[Instruction]
What number of lines contain the word "name"? Reply with the number and nothing else.

[Input records]
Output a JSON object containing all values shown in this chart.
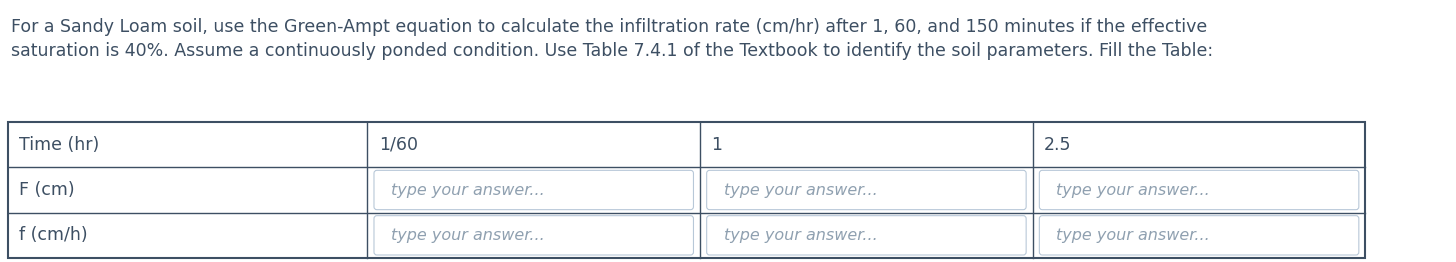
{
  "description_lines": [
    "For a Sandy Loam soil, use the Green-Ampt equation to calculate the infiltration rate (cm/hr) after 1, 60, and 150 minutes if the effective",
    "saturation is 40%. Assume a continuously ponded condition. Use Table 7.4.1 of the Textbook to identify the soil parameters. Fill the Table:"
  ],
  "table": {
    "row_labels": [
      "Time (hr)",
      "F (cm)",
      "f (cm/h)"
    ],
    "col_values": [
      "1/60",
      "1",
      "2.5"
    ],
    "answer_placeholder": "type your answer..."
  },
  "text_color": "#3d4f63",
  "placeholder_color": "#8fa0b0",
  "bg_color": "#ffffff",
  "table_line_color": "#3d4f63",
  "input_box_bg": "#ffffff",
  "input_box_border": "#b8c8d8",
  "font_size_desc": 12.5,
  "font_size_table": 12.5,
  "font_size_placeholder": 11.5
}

* * *

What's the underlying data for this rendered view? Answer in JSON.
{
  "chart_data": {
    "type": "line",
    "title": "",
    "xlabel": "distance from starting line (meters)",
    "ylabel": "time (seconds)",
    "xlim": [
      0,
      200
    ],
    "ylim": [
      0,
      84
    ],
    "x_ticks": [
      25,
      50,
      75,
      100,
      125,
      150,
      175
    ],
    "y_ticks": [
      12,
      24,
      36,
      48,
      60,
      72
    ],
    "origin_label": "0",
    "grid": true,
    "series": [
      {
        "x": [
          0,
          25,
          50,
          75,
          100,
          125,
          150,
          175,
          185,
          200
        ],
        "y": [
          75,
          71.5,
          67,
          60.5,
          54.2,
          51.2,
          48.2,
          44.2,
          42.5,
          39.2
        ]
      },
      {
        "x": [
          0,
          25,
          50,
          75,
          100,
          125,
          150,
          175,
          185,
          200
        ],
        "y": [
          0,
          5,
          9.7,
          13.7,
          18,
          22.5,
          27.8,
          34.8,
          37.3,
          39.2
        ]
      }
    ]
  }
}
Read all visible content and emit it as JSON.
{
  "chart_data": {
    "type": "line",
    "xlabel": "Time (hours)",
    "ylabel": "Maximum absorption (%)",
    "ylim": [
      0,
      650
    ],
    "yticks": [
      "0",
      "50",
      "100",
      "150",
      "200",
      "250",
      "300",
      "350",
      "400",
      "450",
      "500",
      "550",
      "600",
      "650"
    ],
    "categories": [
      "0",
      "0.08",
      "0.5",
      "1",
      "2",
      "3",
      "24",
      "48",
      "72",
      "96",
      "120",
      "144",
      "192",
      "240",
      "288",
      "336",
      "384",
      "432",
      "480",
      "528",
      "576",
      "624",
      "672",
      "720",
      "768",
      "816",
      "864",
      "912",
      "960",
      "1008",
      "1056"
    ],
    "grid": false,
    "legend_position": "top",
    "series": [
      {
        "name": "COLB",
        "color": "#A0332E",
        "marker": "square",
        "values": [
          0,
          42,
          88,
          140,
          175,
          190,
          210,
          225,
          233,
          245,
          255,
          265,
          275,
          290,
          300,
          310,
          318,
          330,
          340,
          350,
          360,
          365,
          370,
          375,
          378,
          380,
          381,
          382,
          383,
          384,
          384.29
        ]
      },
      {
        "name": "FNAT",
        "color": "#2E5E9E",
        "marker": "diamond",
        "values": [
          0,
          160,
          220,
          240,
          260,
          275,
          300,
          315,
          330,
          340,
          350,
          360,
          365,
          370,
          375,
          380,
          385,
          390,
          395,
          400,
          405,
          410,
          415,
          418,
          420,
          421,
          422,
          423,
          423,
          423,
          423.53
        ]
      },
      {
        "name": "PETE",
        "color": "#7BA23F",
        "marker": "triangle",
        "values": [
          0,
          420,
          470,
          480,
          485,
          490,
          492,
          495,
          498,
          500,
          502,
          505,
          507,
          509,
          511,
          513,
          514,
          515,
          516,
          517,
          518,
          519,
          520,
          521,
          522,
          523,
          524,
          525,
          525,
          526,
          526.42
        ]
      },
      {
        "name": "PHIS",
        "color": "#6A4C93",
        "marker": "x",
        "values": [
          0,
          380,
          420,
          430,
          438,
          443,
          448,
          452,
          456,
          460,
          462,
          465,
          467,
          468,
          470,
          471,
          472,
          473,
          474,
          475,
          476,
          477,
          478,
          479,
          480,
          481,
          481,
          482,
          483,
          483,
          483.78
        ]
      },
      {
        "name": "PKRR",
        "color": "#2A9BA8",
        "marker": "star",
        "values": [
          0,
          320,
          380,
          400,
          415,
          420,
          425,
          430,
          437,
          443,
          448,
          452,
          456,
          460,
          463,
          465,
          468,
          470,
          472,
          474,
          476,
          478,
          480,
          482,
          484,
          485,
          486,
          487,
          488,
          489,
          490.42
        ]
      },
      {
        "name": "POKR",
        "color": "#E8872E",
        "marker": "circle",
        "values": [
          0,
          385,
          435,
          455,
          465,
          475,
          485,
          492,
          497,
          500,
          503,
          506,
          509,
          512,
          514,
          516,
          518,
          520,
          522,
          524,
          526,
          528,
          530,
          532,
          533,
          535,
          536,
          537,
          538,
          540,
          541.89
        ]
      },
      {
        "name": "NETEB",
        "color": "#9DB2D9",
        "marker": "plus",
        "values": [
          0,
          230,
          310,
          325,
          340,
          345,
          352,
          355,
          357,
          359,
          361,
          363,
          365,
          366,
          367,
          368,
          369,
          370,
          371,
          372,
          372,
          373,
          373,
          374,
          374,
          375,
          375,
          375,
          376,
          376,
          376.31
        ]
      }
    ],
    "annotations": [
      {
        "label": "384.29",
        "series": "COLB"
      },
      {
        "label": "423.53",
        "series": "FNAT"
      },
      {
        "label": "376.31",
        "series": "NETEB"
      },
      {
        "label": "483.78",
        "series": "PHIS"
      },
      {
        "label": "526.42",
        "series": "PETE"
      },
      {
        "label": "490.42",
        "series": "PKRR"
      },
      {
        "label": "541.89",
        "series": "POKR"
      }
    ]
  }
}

[Result of this exercise]
7